Directions ▸ Of all the lines here, how many include the string "color"? Answer with the number only.
--- Information supplied ---
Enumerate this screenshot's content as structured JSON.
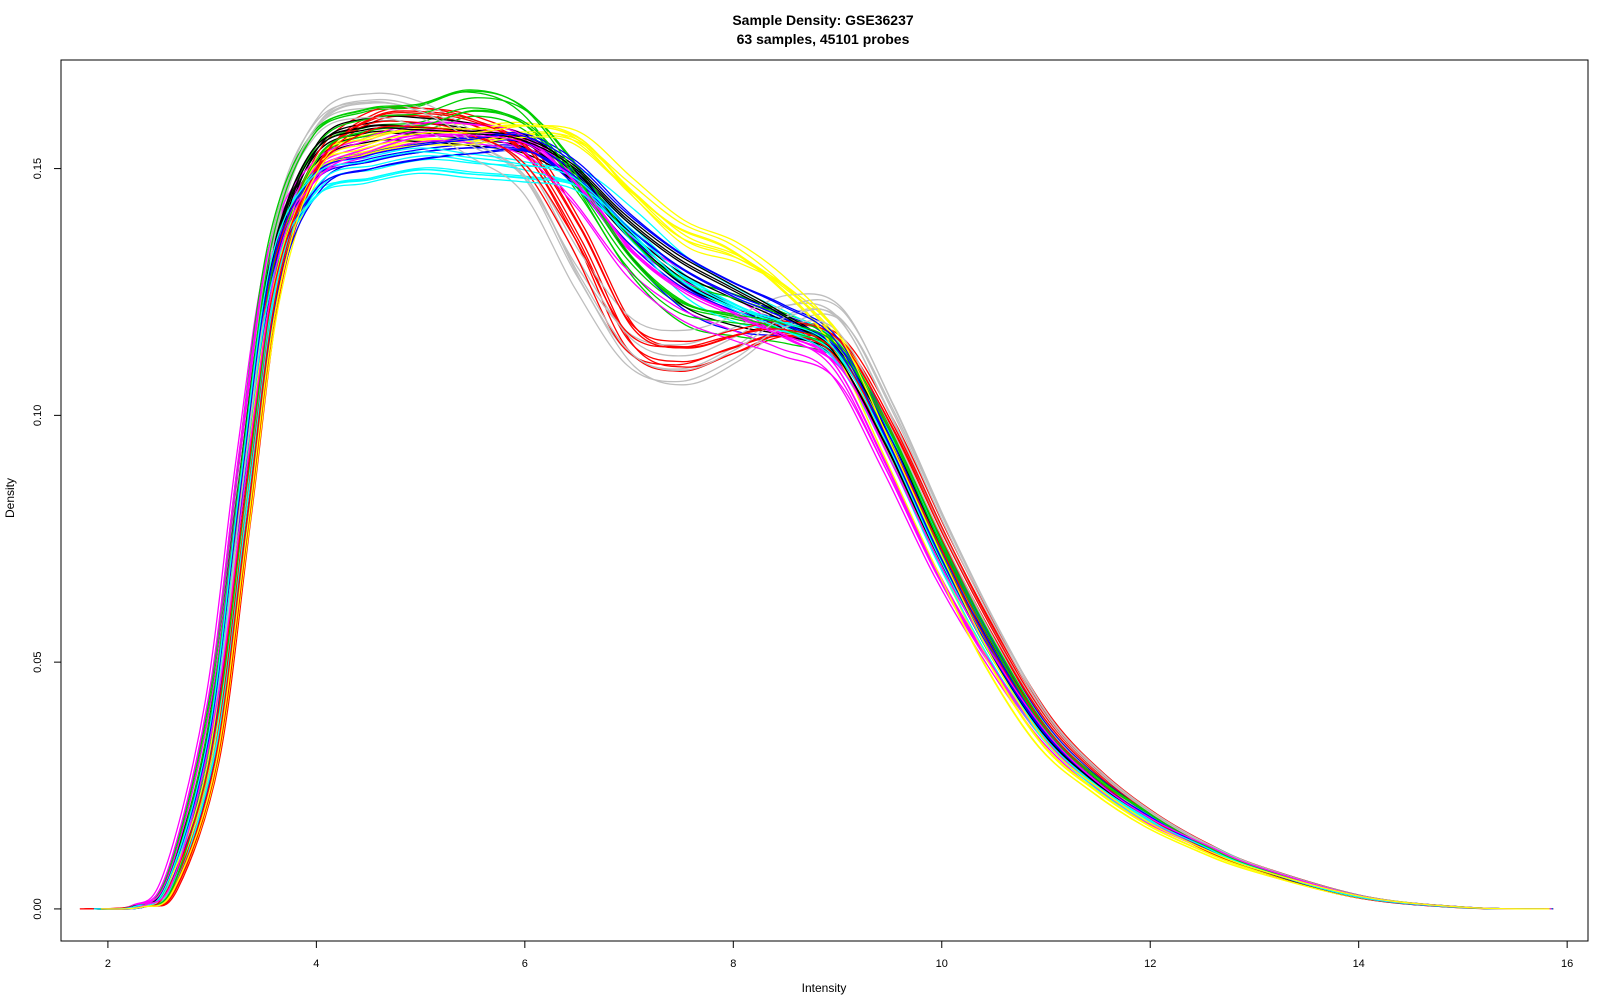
{
  "chart_data": {
    "type": "line",
    "title": "Sample Density: GSE36237",
    "subtitle": "63 samples, 45101 probes",
    "xlabel": "Intensity",
    "ylabel": "Density",
    "xlim": [
      1.55,
      16.2
    ],
    "ylim": [
      -0.0065,
      0.172
    ],
    "x_ticks": [
      "2",
      "4",
      "6",
      "8",
      "10",
      "12",
      "14",
      "16"
    ],
    "x_tick_values": [
      2,
      4,
      6,
      8,
      10,
      12,
      14,
      16
    ],
    "y_ticks": [
      "0.00",
      "0.05",
      "0.10",
      "0.15"
    ],
    "y_tick_values": [
      0.0,
      0.05,
      0.1,
      0.15
    ],
    "grid": false,
    "legend": "none",
    "sample_count": 63,
    "probe_count": 45101,
    "palette": [
      "#000000",
      "#ff0000",
      "#00cd00",
      "#0000ff",
      "#00ffff",
      "#ff00ff",
      "#ffff00",
      "#bebebe"
    ],
    "representative_series": [
      {
        "color": "#000000",
        "x": [
          1.9,
          2.3,
          2.6,
          3.0,
          3.3,
          3.6,
          4.0,
          4.5,
          5.0,
          5.5,
          6.0,
          6.5,
          7.0,
          7.5,
          8.0,
          8.5,
          9.0,
          9.5,
          10.0,
          10.5,
          11.0,
          11.5,
          12.0,
          12.5,
          13.0,
          14.0,
          15.0,
          15.8
        ],
        "y": [
          0.0,
          0.0005,
          0.005,
          0.035,
          0.085,
          0.13,
          0.153,
          0.158,
          0.158,
          0.157,
          0.155,
          0.148,
          0.136,
          0.127,
          0.122,
          0.118,
          0.112,
          0.094,
          0.072,
          0.052,
          0.036,
          0.026,
          0.019,
          0.013,
          0.0085,
          0.0025,
          0.0003,
          0.0
        ]
      },
      {
        "color": "#ff0000",
        "x": [
          1.8,
          2.3,
          2.6,
          3.0,
          3.3,
          3.6,
          4.0,
          4.5,
          5.0,
          5.5,
          6.0,
          6.5,
          7.0,
          7.5,
          8.0,
          8.5,
          9.0,
          9.5,
          10.0,
          10.5,
          11.0,
          11.5,
          12.0,
          12.5,
          13.0,
          14.0,
          15.0,
          15.8
        ],
        "y": [
          0.0,
          0.0005,
          0.004,
          0.03,
          0.078,
          0.126,
          0.151,
          0.16,
          0.161,
          0.159,
          0.153,
          0.136,
          0.115,
          0.111,
          0.114,
          0.117,
          0.114,
          0.097,
          0.075,
          0.055,
          0.038,
          0.027,
          0.019,
          0.013,
          0.0085,
          0.0025,
          0.0003,
          0.0
        ]
      },
      {
        "color": "#00cd00",
        "x": [
          1.9,
          2.3,
          2.6,
          3.0,
          3.3,
          3.6,
          4.0,
          4.5,
          5.0,
          5.5,
          6.0,
          6.5,
          7.0,
          7.5,
          8.0,
          8.5,
          9.0,
          9.5,
          10.0,
          10.5,
          11.0,
          11.5,
          12.0,
          12.5,
          13.0,
          14.0,
          15.0,
          15.8
        ],
        "y": [
          0.0,
          0.0006,
          0.0055,
          0.038,
          0.088,
          0.133,
          0.154,
          0.159,
          0.16,
          0.163,
          0.16,
          0.148,
          0.133,
          0.124,
          0.121,
          0.118,
          0.113,
          0.096,
          0.073,
          0.053,
          0.036,
          0.026,
          0.019,
          0.013,
          0.0085,
          0.0025,
          0.0003,
          0.0
        ]
      },
      {
        "color": "#0000ff",
        "x": [
          1.9,
          2.3,
          2.6,
          3.0,
          3.3,
          3.6,
          4.0,
          4.5,
          5.0,
          5.5,
          6.0,
          6.5,
          7.0,
          7.5,
          8.0,
          8.5,
          9.0,
          9.5,
          10.0,
          10.5,
          11.0,
          11.5,
          12.0,
          12.5,
          13.0,
          14.0,
          15.0,
          15.8
        ],
        "y": [
          0.0,
          0.0005,
          0.005,
          0.034,
          0.084,
          0.129,
          0.148,
          0.152,
          0.154,
          0.155,
          0.155,
          0.148,
          0.136,
          0.127,
          0.122,
          0.119,
          0.114,
          0.095,
          0.072,
          0.052,
          0.036,
          0.026,
          0.019,
          0.013,
          0.0085,
          0.0025,
          0.0003,
          0.0
        ]
      },
      {
        "color": "#00ffff",
        "x": [
          1.9,
          2.3,
          2.6,
          3.0,
          3.3,
          3.6,
          4.0,
          4.5,
          5.0,
          5.5,
          6.0,
          6.5,
          7.0,
          7.5,
          8.0,
          8.5,
          9.0,
          9.5,
          10.0,
          10.5,
          11.0,
          11.5,
          12.0,
          12.5,
          13.0,
          14.0,
          15.0,
          15.8
        ],
        "y": [
          0.0,
          0.0005,
          0.005,
          0.035,
          0.085,
          0.13,
          0.147,
          0.15,
          0.152,
          0.151,
          0.15,
          0.148,
          0.139,
          0.129,
          0.123,
          0.119,
          0.113,
          0.094,
          0.071,
          0.051,
          0.035,
          0.025,
          0.018,
          0.013,
          0.0085,
          0.0025,
          0.0003,
          0.0
        ]
      },
      {
        "color": "#ff00ff",
        "x": [
          1.9,
          2.3,
          2.6,
          3.0,
          3.3,
          3.6,
          4.0,
          4.5,
          5.0,
          5.5,
          6.0,
          6.5,
          7.0,
          7.5,
          8.0,
          8.5,
          9.0,
          9.5,
          10.0,
          10.5,
          11.0,
          11.5,
          12.0,
          12.5,
          13.0,
          14.0,
          15.0,
          15.8
        ],
        "y": [
          0.0,
          0.0007,
          0.007,
          0.042,
          0.092,
          0.134,
          0.15,
          0.155,
          0.158,
          0.158,
          0.156,
          0.147,
          0.134,
          0.126,
          0.121,
          0.116,
          0.11,
          0.09,
          0.068,
          0.05,
          0.035,
          0.025,
          0.018,
          0.013,
          0.0085,
          0.0025,
          0.0003,
          0.0
        ]
      },
      {
        "color": "#ffff00",
        "x": [
          1.9,
          2.3,
          2.6,
          3.0,
          3.3,
          3.6,
          4.0,
          4.5,
          5.0,
          5.5,
          6.0,
          6.5,
          7.0,
          7.5,
          8.0,
          8.5,
          9.0,
          9.5,
          10.0,
          10.5,
          11.0,
          11.5,
          12.0,
          12.5,
          13.0,
          14.0,
          15.0,
          15.8
        ],
        "y": [
          0.0,
          0.0004,
          0.004,
          0.029,
          0.076,
          0.124,
          0.15,
          0.155,
          0.157,
          0.157,
          0.158,
          0.156,
          0.146,
          0.137,
          0.133,
          0.126,
          0.115,
          0.093,
          0.07,
          0.049,
          0.033,
          0.024,
          0.017,
          0.012,
          0.008,
          0.0025,
          0.0003,
          0.0
        ]
      },
      {
        "color": "#bebebe",
        "x": [
          1.9,
          2.3,
          2.6,
          3.0,
          3.3,
          3.6,
          4.0,
          4.5,
          5.0,
          5.5,
          6.0,
          6.5,
          7.0,
          7.5,
          8.0,
          8.5,
          9.0,
          9.5,
          10.0,
          10.5,
          11.0,
          11.5,
          12.0,
          12.5,
          13.0,
          14.0,
          15.0,
          15.8
        ],
        "y": [
          0.0,
          0.0006,
          0.006,
          0.04,
          0.092,
          0.138,
          0.158,
          0.162,
          0.16,
          0.154,
          0.147,
          0.128,
          0.113,
          0.11,
          0.114,
          0.12,
          0.119,
          0.1,
          0.077,
          0.056,
          0.038,
          0.027,
          0.019,
          0.013,
          0.0085,
          0.0025,
          0.0003,
          0.0
        ]
      }
    ]
  }
}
---
Expected answer ▸ 8